Task description ::
Select, from the data, each line where "bbbbb" occurs.

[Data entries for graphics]
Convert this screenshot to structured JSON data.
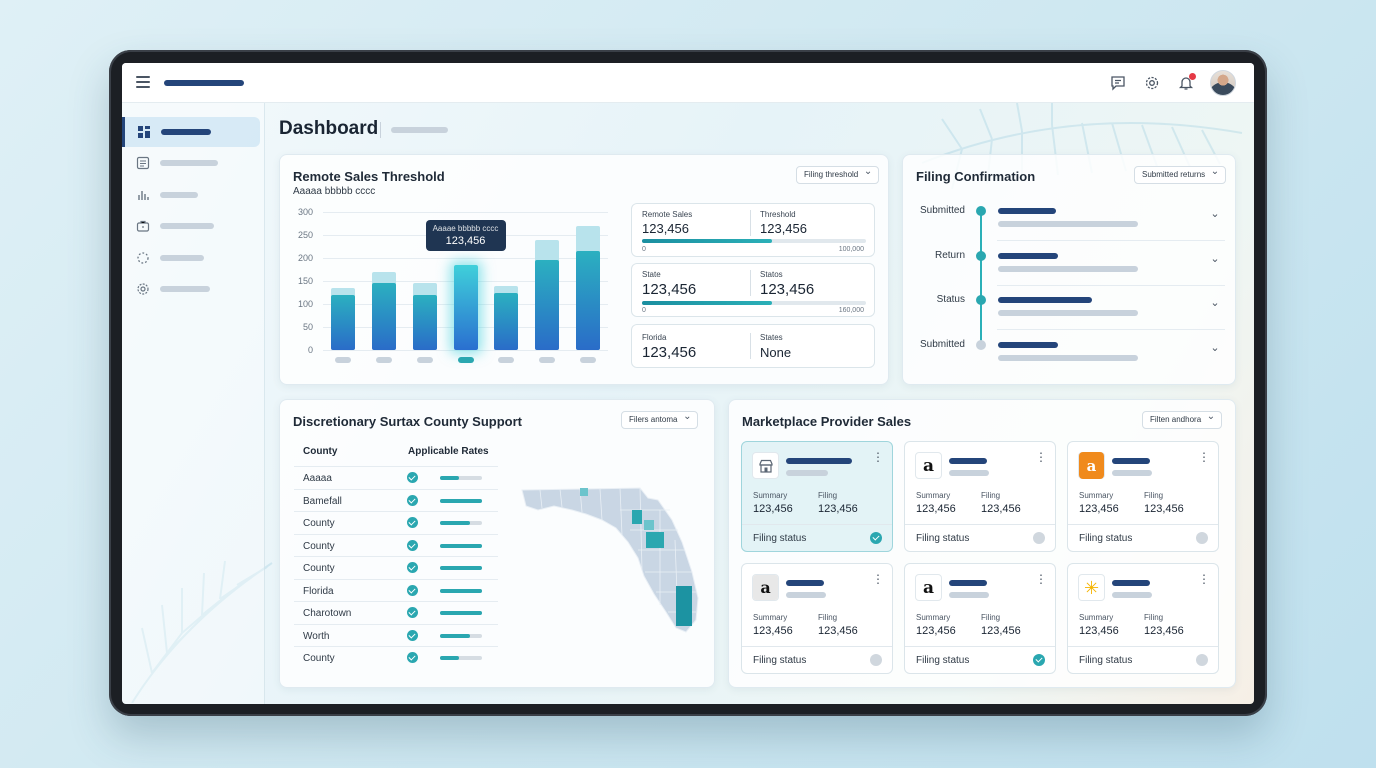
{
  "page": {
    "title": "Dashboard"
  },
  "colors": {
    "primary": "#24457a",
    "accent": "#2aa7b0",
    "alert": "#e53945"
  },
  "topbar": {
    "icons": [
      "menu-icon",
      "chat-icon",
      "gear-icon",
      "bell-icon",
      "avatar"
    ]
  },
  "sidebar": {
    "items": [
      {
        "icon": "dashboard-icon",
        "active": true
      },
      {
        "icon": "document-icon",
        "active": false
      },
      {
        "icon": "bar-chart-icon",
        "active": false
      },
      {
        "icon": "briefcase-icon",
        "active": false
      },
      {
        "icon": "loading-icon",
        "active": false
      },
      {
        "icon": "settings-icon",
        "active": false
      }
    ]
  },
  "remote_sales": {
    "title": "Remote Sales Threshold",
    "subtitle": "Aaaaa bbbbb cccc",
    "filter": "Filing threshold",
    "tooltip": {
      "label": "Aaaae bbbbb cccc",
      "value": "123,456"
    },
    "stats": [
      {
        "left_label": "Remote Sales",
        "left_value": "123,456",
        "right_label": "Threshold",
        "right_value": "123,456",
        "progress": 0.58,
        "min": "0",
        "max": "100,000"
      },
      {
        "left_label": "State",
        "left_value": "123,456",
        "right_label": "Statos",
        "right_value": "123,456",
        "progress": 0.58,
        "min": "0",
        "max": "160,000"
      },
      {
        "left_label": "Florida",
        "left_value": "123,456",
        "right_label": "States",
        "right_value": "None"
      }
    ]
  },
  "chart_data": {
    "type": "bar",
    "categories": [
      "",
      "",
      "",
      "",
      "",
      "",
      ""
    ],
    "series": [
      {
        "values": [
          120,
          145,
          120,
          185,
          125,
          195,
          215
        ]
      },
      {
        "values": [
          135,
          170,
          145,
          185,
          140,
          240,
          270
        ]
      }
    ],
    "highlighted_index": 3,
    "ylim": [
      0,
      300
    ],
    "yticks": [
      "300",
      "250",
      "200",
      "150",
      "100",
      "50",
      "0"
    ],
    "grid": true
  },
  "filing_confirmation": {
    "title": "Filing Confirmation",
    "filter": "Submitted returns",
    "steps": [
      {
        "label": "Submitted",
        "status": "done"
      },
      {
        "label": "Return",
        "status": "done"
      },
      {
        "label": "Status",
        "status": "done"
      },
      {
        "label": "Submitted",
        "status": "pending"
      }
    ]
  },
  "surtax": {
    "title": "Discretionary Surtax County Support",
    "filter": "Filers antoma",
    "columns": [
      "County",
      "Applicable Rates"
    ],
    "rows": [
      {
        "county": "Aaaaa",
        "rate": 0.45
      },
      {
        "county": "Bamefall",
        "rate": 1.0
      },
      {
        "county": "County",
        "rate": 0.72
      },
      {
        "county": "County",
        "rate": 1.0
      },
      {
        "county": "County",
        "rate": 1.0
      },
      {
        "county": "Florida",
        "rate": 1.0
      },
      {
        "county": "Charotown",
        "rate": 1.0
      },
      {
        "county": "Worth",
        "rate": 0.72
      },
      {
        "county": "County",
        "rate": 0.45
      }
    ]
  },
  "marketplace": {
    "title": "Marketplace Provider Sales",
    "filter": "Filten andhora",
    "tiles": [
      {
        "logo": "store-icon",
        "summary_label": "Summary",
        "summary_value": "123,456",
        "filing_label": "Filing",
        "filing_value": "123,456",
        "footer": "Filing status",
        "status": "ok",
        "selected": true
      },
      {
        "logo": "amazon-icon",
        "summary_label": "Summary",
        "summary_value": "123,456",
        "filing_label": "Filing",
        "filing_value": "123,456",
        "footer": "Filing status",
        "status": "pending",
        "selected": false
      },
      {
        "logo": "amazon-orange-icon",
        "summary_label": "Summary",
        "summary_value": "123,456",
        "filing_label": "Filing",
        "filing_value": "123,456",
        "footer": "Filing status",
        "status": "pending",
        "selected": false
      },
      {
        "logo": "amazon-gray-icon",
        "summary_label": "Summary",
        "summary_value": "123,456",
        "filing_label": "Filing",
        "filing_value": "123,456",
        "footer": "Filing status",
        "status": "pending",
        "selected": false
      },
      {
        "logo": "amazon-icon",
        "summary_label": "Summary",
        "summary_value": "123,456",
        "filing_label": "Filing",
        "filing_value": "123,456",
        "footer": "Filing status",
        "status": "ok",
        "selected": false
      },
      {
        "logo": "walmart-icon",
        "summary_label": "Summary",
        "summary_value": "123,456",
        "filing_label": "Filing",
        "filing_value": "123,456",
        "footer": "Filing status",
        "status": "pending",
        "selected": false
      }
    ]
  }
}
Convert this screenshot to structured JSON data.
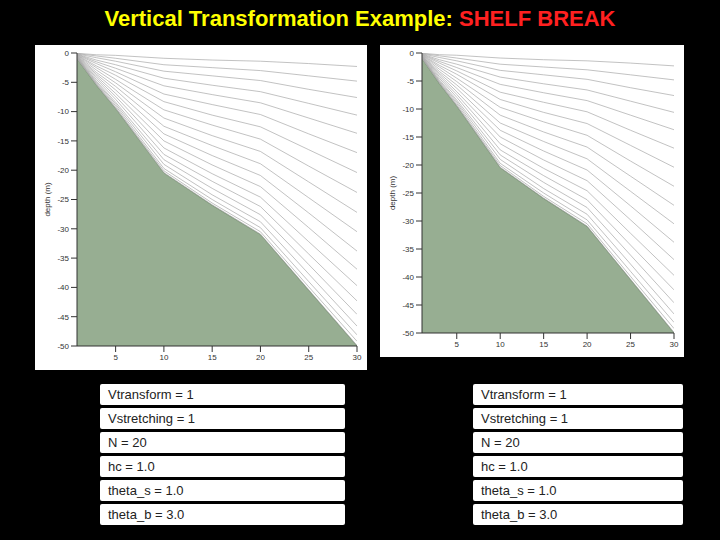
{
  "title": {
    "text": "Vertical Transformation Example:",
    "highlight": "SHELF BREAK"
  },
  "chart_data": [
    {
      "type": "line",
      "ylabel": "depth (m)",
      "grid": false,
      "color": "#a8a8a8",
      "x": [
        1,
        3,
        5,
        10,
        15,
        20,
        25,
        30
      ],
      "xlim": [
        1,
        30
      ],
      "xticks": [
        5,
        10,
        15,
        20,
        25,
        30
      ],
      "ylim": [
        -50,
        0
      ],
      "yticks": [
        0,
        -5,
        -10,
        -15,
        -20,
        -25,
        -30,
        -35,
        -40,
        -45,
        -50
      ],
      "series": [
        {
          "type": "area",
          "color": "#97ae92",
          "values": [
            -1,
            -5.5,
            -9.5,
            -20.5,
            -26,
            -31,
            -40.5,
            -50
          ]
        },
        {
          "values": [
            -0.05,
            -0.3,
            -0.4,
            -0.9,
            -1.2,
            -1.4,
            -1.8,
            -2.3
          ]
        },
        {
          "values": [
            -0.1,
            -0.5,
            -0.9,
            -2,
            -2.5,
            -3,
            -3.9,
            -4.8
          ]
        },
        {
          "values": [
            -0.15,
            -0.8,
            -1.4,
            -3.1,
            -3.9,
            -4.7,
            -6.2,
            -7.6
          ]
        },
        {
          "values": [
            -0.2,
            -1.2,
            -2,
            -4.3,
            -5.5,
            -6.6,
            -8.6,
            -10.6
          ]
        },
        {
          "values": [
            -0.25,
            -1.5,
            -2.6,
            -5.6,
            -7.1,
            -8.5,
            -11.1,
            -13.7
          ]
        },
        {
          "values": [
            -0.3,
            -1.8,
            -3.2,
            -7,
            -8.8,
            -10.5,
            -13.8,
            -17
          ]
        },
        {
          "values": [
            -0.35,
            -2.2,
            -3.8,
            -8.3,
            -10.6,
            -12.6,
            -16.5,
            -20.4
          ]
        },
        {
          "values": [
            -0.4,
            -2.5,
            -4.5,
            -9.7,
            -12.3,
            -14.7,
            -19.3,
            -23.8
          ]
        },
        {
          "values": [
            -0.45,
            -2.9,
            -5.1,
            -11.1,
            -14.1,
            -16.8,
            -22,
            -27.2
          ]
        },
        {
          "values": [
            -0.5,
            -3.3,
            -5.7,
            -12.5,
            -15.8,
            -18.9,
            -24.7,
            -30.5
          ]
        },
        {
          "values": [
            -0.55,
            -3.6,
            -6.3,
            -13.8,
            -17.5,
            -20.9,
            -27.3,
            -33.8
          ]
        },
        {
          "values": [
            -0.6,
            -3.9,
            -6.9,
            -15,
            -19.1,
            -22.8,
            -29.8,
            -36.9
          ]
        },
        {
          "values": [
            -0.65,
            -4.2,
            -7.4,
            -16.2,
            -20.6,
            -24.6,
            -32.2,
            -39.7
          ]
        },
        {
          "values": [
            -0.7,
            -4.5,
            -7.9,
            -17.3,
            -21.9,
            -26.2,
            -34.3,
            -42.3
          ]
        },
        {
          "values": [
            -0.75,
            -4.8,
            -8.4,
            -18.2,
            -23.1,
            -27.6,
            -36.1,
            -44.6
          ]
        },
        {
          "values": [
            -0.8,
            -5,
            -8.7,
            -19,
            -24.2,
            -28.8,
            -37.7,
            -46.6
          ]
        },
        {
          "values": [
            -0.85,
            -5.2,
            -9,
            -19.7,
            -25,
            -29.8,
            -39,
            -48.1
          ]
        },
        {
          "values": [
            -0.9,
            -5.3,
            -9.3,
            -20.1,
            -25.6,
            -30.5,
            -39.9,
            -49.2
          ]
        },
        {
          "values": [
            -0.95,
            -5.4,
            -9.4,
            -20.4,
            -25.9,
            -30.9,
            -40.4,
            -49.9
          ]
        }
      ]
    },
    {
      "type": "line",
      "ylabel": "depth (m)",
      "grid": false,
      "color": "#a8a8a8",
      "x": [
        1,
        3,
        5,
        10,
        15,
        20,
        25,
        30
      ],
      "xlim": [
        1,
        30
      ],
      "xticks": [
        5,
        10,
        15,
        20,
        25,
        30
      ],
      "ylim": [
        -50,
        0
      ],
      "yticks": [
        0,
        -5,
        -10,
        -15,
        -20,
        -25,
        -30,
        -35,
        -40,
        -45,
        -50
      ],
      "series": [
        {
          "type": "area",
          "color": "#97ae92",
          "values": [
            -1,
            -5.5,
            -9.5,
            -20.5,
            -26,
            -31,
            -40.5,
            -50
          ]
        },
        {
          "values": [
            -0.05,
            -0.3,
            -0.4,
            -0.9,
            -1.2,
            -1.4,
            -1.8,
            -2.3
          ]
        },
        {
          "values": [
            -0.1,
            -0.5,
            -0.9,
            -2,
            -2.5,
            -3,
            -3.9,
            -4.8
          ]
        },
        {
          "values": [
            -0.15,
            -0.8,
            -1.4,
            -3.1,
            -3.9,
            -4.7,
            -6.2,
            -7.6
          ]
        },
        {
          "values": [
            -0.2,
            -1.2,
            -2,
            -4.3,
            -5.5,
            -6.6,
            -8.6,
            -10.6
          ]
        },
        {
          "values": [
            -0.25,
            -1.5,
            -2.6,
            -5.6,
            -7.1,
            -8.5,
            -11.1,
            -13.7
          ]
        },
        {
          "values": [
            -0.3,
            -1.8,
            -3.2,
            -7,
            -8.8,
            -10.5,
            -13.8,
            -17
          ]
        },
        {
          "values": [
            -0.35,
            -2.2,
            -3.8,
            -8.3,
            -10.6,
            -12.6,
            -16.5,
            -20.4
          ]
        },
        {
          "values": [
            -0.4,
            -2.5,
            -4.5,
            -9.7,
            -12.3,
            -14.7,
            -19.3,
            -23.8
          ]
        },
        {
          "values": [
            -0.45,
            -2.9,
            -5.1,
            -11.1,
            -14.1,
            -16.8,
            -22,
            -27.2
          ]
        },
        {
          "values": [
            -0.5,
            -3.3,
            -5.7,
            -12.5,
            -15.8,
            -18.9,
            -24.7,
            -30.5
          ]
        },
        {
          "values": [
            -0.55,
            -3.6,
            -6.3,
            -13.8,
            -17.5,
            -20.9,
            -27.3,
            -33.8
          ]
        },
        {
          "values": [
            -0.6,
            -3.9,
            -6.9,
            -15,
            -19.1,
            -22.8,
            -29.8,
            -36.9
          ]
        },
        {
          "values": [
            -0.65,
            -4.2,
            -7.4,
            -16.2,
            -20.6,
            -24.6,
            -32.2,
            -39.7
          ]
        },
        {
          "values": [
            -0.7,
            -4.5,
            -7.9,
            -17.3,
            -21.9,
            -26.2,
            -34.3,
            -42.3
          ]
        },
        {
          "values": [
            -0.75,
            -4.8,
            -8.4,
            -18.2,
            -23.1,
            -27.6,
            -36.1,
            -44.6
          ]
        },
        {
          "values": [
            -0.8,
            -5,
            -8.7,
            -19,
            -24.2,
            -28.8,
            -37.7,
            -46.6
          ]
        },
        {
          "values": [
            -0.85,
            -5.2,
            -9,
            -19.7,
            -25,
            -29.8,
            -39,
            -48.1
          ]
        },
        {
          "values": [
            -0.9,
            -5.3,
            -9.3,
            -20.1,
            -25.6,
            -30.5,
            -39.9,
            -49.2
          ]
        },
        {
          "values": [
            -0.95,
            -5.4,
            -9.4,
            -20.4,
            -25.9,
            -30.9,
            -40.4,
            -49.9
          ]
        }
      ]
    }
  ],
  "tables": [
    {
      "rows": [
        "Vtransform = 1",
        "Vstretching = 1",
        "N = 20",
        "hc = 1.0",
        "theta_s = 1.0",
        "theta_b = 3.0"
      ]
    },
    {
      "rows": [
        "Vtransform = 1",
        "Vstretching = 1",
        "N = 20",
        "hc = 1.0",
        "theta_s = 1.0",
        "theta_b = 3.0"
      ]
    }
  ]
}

Output ::
    "subtitle": "Aaaaa bbbbb cccc",
      "label": "Aaaae bbbbb cccc",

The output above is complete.